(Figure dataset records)
<<<<
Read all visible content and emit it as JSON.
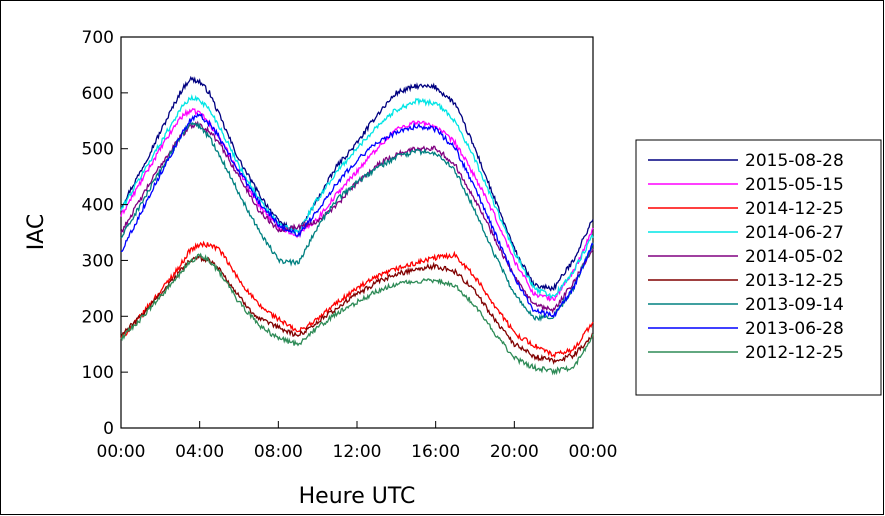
{
  "chart_data": {
    "type": "line",
    "title": "",
    "xlabel": "Heure UTC",
    "ylabel": "IAC",
    "xlim": [
      0,
      24
    ],
    "ylim": [
      0,
      700
    ],
    "xticks": [
      0,
      4,
      8,
      12,
      16,
      20,
      24
    ],
    "xtick_labels": [
      "00:00",
      "04:00",
      "08:00",
      "12:00",
      "16:00",
      "20:00",
      "00:00"
    ],
    "yticks": [
      0,
      100,
      200,
      300,
      400,
      500,
      600,
      700
    ],
    "ytick_labels": [
      "0",
      "100",
      "200",
      "300",
      "400",
      "500",
      "600",
      "700"
    ],
    "grid": false,
    "legend_position": "right",
    "x": [
      0,
      1,
      2,
      3,
      3.5,
      4,
      4.5,
      5,
      6,
      7,
      8,
      9,
      10,
      11,
      12,
      13,
      14,
      15,
      16,
      17,
      18,
      19,
      20,
      21,
      22,
      23,
      24
    ],
    "series": [
      {
        "name": "2015-08-28",
        "color": "#000080",
        "values": [
          395,
          460,
          530,
          600,
          625,
          620,
          600,
          560,
          480,
          420,
          370,
          350,
          410,
          470,
          510,
          560,
          600,
          612,
          610,
          580,
          500,
          410,
          320,
          255,
          250,
          300,
          375
        ]
      },
      {
        "name": "2015-05-15",
        "color": "#ff00ff",
        "values": [
          380,
          440,
          500,
          555,
          568,
          565,
          545,
          520,
          460,
          400,
          360,
          345,
          375,
          420,
          460,
          500,
          535,
          548,
          540,
          510,
          450,
          380,
          300,
          240,
          230,
          280,
          355
        ]
      },
      {
        "name": "2014-12-25",
        "color": "#ff0000",
        "values": [
          160,
          200,
          245,
          290,
          318,
          328,
          328,
          320,
          265,
          220,
          195,
          172,
          195,
          225,
          250,
          270,
          285,
          295,
          305,
          310,
          270,
          220,
          170,
          148,
          130,
          140,
          190
        ]
      },
      {
        "name": "2014-06-27",
        "color": "#00e5e5",
        "values": [
          390,
          450,
          510,
          570,
          590,
          588,
          570,
          540,
          470,
          410,
          365,
          350,
          410,
          460,
          500,
          540,
          570,
          585,
          582,
          550,
          480,
          400,
          315,
          250,
          235,
          280,
          345
        ]
      },
      {
        "name": "2014-05-02",
        "color": "#800080",
        "values": [
          350,
          410,
          470,
          520,
          540,
          545,
          530,
          510,
          450,
          390,
          355,
          360,
          370,
          400,
          440,
          470,
          490,
          500,
          502,
          470,
          410,
          340,
          270,
          220,
          210,
          260,
          320
        ]
      },
      {
        "name": "2013-12-25",
        "color": "#800000",
        "values": [
          165,
          200,
          240,
          280,
          300,
          305,
          300,
          285,
          235,
          195,
          180,
          165,
          190,
          215,
          240,
          260,
          275,
          285,
          290,
          280,
          245,
          195,
          150,
          128,
          120,
          130,
          165
        ]
      },
      {
        "name": "2013-09-14",
        "color": "#008080",
        "values": [
          340,
          400,
          460,
          520,
          545,
          540,
          520,
          490,
          420,
          355,
          300,
          295,
          360,
          410,
          440,
          465,
          485,
          495,
          492,
          460,
          390,
          310,
          240,
          195,
          200,
          250,
          330
        ]
      },
      {
        "name": "2013-06-28",
        "color": "#0000ff",
        "values": [
          315,
          385,
          455,
          520,
          550,
          560,
          545,
          520,
          460,
          405,
          365,
          345,
          390,
          440,
          480,
          510,
          530,
          540,
          535,
          500,
          430,
          350,
          270,
          210,
          200,
          250,
          330
        ]
      },
      {
        "name": "2012-12-25",
        "color": "#2e8b57",
        "values": [
          160,
          195,
          235,
          275,
          298,
          308,
          300,
          280,
          225,
          185,
          160,
          150,
          180,
          205,
          225,
          245,
          258,
          262,
          265,
          255,
          220,
          170,
          125,
          108,
          102,
          108,
          165
        ]
      }
    ]
  }
}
>>>>
Set down the complete material exactly, but do not include the images.

__Solution for this task__
Read all visible content and emit it as JSON.
{
  "chart_data": {
    "type": "line",
    "title": "",
    "xlabel": "Heure UTC",
    "ylabel": "IAC",
    "xlim": [
      0,
      24
    ],
    "ylim": [
      0,
      700
    ],
    "xticks": [
      0,
      4,
      8,
      12,
      16,
      20,
      24
    ],
    "xtick_labels": [
      "00:00",
      "04:00",
      "08:00",
      "12:00",
      "16:00",
      "20:00",
      "00:00"
    ],
    "yticks": [
      0,
      100,
      200,
      300,
      400,
      500,
      600,
      700
    ],
    "ytick_labels": [
      "0",
      "100",
      "200",
      "300",
      "400",
      "500",
      "600",
      "700"
    ],
    "grid": false,
    "legend_position": "right",
    "x": [
      0,
      1,
      2,
      3,
      3.5,
      4,
      4.5,
      5,
      6,
      7,
      8,
      9,
      10,
      11,
      12,
      13,
      14,
      15,
      16,
      17,
      18,
      19,
      20,
      21,
      22,
      23,
      24
    ],
    "series": [
      {
        "name": "2015-08-28",
        "color": "#000080",
        "values": [
          395,
          460,
          530,
          600,
          625,
          620,
          600,
          560,
          480,
          420,
          370,
          350,
          410,
          470,
          510,
          560,
          600,
          612,
          610,
          580,
          500,
          410,
          320,
          255,
          250,
          300,
          375
        ]
      },
      {
        "name": "2015-05-15",
        "color": "#ff00ff",
        "values": [
          380,
          440,
          500,
          555,
          568,
          565,
          545,
          520,
          460,
          400,
          360,
          345,
          375,
          420,
          460,
          500,
          535,
          548,
          540,
          510,
          450,
          380,
          300,
          240,
          230,
          280,
          355
        ]
      },
      {
        "name": "2014-12-25",
        "color": "#ff0000",
        "values": [
          160,
          200,
          245,
          290,
          318,
          328,
          328,
          320,
          265,
          220,
          195,
          172,
          195,
          225,
          250,
          270,
          285,
          295,
          305,
          310,
          270,
          220,
          170,
          148,
          130,
          140,
          190
        ]
      },
      {
        "name": "2014-06-27",
        "color": "#00e5e5",
        "values": [
          390,
          450,
          510,
          570,
          590,
          588,
          570,
          540,
          470,
          410,
          365,
          350,
          410,
          460,
          500,
          540,
          570,
          585,
          582,
          550,
          480,
          400,
          315,
          250,
          235,
          280,
          345
        ]
      },
      {
        "name": "2014-05-02",
        "color": "#800080",
        "values": [
          350,
          410,
          470,
          520,
          540,
          545,
          530,
          510,
          450,
          390,
          355,
          360,
          370,
          400,
          440,
          470,
          490,
          500,
          502,
          470,
          410,
          340,
          270,
          220,
          210,
          260,
          320
        ]
      },
      {
        "name": "2013-12-25",
        "color": "#800000",
        "values": [
          165,
          200,
          240,
          280,
          300,
          305,
          300,
          285,
          235,
          195,
          180,
          165,
          190,
          215,
          240,
          260,
          275,
          285,
          290,
          280,
          245,
          195,
          150,
          128,
          120,
          130,
          165
        ]
      },
      {
        "name": "2013-09-14",
        "color": "#008080",
        "values": [
          340,
          400,
          460,
          520,
          545,
          540,
          520,
          490,
          420,
          355,
          300,
          295,
          360,
          410,
          440,
          465,
          485,
          495,
          492,
          460,
          390,
          310,
          240,
          195,
          200,
          250,
          330
        ]
      },
      {
        "name": "2013-06-28",
        "color": "#0000ff",
        "values": [
          315,
          385,
          455,
          520,
          550,
          560,
          545,
          520,
          460,
          405,
          365,
          345,
          390,
          440,
          480,
          510,
          530,
          540,
          535,
          500,
          430,
          350,
          270,
          210,
          200,
          250,
          330
        ]
      },
      {
        "name": "2012-12-25",
        "color": "#2e8b57",
        "values": [
          160,
          195,
          235,
          275,
          298,
          308,
          300,
          280,
          225,
          185,
          160,
          150,
          180,
          205,
          225,
          245,
          258,
          262,
          265,
          255,
          220,
          170,
          125,
          108,
          102,
          108,
          165
        ]
      }
    ]
  }
}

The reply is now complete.